- [Exercise]
Go through the listing and pick out each line with the word "Green" in it.
□ □ □ □
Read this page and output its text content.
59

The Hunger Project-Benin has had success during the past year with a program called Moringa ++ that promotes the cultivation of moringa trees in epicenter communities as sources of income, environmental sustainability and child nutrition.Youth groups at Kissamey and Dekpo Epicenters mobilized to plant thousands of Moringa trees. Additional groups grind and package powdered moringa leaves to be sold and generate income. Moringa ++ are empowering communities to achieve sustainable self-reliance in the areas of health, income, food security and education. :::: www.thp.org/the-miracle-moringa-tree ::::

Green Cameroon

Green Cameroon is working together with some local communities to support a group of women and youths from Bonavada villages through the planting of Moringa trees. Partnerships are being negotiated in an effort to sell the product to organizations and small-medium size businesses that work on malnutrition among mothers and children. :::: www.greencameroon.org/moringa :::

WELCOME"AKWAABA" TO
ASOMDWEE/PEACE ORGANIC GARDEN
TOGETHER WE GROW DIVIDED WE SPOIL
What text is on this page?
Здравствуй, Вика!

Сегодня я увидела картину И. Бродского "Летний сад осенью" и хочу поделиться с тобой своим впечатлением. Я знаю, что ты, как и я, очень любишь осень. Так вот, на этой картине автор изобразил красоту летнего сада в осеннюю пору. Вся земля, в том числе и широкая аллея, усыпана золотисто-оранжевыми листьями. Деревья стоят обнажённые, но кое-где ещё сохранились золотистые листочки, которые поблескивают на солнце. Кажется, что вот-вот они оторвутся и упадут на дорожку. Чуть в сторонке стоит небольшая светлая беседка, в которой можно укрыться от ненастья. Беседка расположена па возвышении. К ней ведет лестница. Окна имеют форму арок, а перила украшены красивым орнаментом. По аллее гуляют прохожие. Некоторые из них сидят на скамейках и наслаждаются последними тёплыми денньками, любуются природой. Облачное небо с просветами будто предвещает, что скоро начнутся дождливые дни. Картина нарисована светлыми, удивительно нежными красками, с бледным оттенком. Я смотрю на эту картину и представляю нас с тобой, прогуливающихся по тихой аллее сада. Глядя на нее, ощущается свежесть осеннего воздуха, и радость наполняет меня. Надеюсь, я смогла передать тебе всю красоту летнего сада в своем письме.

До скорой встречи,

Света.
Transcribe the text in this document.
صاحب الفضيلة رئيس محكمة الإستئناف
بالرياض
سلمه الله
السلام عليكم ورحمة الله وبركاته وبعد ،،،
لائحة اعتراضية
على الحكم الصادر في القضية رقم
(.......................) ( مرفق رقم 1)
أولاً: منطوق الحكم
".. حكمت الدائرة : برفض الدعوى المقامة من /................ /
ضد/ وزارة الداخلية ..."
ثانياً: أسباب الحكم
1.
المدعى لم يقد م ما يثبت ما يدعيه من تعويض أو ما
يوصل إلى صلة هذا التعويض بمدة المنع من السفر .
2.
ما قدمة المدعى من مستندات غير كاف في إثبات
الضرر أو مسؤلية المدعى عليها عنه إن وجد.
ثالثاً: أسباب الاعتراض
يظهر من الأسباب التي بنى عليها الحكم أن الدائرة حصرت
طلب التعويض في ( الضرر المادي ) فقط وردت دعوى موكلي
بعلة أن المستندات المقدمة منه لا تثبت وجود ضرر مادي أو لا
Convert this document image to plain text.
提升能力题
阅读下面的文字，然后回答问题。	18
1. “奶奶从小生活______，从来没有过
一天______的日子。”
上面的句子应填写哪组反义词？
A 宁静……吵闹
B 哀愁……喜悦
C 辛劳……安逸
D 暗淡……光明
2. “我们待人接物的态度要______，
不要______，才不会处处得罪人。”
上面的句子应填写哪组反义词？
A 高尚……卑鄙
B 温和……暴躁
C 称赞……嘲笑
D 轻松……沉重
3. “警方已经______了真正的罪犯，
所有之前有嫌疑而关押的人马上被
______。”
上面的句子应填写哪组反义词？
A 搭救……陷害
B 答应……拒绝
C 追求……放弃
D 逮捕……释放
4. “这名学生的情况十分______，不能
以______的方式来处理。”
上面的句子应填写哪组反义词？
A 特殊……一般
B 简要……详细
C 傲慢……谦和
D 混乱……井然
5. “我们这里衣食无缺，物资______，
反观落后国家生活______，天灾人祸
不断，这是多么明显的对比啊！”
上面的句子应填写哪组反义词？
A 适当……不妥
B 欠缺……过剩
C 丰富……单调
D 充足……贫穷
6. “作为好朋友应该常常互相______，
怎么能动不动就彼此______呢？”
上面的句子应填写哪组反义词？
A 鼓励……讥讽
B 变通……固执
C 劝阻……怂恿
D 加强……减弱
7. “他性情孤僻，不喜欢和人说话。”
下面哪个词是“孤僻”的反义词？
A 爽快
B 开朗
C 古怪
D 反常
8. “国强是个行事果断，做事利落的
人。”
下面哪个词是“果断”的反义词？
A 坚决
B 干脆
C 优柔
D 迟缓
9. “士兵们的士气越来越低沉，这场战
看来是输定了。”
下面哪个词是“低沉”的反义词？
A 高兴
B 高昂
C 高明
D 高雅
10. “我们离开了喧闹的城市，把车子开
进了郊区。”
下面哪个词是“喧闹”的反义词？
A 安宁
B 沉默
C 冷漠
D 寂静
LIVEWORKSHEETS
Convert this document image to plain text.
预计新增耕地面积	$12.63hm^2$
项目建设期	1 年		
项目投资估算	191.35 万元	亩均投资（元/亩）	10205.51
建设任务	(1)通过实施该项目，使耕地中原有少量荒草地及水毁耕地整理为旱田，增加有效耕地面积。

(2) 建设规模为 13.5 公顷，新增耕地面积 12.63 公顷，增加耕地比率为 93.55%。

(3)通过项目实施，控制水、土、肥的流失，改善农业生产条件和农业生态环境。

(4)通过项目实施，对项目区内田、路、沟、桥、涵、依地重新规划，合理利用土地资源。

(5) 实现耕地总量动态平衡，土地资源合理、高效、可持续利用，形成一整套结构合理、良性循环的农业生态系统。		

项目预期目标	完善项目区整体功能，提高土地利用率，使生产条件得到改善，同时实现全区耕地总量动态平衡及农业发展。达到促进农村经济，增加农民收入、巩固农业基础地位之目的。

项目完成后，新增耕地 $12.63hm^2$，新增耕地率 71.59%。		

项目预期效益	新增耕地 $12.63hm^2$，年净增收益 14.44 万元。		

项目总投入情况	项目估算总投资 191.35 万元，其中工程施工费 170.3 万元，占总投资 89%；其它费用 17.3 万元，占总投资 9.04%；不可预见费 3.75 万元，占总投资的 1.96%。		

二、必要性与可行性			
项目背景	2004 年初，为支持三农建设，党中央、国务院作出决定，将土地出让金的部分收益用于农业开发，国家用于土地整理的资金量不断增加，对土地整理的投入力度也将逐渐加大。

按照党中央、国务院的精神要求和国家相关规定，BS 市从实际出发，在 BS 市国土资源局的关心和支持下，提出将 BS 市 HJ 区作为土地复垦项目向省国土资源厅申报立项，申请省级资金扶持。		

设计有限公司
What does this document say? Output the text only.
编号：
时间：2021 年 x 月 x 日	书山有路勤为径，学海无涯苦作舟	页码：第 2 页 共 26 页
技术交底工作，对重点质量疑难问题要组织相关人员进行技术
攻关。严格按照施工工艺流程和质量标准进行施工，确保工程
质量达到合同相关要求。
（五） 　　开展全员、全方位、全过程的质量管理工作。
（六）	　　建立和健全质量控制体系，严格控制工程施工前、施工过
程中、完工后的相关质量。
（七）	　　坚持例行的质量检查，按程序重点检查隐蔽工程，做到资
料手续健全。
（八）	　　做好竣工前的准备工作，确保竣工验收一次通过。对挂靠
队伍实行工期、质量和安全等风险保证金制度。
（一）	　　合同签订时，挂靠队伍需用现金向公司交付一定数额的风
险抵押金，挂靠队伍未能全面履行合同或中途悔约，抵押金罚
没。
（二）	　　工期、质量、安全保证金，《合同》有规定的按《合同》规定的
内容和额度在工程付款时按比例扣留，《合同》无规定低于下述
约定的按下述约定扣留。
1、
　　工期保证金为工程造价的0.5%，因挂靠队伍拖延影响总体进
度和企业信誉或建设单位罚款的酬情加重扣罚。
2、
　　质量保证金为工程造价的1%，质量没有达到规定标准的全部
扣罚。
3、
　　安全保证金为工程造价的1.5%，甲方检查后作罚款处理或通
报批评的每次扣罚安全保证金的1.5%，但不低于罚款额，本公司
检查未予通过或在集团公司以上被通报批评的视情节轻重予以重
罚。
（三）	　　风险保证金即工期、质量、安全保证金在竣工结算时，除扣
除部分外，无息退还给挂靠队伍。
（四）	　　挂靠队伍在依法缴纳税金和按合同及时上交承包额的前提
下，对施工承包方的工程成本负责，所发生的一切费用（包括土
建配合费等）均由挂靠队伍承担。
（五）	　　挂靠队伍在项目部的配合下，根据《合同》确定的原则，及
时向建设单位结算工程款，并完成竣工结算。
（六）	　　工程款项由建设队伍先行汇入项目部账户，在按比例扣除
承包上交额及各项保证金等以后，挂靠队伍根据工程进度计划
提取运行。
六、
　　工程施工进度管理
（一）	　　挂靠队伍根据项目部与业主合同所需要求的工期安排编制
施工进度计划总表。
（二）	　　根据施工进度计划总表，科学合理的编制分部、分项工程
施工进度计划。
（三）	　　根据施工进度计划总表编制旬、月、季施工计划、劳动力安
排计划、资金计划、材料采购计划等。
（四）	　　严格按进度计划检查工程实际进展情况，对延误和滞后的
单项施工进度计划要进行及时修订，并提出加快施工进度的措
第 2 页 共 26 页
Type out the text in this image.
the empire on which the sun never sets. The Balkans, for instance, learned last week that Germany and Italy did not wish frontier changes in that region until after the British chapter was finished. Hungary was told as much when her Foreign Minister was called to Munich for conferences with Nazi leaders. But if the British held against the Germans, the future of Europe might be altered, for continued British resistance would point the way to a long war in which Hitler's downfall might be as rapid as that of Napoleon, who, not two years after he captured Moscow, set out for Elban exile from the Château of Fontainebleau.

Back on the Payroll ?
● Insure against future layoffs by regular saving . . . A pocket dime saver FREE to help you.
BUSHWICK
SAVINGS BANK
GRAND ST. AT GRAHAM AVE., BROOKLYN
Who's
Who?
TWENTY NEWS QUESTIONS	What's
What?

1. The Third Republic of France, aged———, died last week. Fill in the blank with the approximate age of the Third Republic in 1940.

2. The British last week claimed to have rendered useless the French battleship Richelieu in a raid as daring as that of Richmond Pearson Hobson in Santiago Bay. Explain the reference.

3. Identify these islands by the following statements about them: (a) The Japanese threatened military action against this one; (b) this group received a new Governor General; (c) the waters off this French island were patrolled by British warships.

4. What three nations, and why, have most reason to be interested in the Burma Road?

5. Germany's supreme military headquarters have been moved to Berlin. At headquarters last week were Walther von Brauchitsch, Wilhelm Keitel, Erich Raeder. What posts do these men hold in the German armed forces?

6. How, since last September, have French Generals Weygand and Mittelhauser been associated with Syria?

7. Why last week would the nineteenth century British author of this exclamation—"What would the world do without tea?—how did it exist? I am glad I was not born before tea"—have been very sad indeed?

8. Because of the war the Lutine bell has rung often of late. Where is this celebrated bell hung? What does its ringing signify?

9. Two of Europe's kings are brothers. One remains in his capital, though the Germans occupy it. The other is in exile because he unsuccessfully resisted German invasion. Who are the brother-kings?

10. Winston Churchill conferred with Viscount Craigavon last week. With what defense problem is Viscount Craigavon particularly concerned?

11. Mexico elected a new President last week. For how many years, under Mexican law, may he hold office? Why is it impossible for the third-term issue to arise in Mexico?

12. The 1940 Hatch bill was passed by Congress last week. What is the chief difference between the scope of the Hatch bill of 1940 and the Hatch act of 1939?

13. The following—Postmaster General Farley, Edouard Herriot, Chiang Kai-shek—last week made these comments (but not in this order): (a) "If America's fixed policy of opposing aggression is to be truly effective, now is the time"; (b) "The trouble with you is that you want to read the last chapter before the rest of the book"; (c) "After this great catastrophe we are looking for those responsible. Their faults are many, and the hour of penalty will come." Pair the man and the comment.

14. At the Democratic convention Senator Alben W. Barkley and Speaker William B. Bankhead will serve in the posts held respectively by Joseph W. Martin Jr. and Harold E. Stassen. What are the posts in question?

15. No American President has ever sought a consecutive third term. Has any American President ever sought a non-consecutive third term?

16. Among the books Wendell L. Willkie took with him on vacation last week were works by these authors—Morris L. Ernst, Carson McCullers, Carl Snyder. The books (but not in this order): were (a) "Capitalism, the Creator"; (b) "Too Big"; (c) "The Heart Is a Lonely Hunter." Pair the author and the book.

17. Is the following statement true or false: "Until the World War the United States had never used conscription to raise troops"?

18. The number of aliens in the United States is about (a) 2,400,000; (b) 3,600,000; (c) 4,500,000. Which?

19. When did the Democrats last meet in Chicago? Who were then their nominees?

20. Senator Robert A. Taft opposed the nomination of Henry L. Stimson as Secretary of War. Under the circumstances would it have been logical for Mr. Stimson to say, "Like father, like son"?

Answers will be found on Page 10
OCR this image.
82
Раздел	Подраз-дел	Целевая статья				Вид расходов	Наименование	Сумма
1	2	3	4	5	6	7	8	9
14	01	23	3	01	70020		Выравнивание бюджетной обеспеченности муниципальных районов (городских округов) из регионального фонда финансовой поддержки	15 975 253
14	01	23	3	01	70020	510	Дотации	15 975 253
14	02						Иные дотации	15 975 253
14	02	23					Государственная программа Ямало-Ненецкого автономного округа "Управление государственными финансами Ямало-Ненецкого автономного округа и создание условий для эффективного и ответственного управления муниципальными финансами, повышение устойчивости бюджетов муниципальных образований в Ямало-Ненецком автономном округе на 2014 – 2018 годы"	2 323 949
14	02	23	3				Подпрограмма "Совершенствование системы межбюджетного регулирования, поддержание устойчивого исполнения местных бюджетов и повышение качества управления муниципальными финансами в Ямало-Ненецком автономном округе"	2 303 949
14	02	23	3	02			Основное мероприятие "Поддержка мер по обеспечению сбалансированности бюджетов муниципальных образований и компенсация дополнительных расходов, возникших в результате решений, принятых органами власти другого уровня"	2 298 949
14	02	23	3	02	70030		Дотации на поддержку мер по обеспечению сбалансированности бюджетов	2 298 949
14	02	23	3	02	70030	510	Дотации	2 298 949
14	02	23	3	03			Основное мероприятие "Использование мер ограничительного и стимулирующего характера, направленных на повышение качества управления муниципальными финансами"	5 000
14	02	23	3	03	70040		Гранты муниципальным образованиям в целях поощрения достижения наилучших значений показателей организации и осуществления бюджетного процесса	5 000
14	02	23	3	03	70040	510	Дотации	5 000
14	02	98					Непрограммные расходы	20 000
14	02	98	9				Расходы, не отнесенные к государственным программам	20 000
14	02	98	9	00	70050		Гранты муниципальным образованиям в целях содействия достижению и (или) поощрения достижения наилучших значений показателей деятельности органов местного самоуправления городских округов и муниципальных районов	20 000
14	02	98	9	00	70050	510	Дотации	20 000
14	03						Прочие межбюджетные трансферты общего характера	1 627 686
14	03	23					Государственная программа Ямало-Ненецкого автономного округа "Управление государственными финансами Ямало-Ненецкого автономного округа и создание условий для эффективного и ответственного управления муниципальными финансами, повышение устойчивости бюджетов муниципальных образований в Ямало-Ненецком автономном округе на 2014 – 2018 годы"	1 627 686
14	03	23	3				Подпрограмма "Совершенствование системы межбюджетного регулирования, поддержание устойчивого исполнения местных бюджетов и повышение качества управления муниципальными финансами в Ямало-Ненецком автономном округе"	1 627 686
□ □ □ □
- [Answer below]
Green Cameroon
Green Cameroon is working together with some local communities to support a group of women and youths from Bonavada villages through the planting of Moringa trees. Partnerships are being negotiated in an effort to sell the product to organizations and small-medium size businesses that work on malnutrition among mothers and children. :::: www.greencameroon.org/moringa :::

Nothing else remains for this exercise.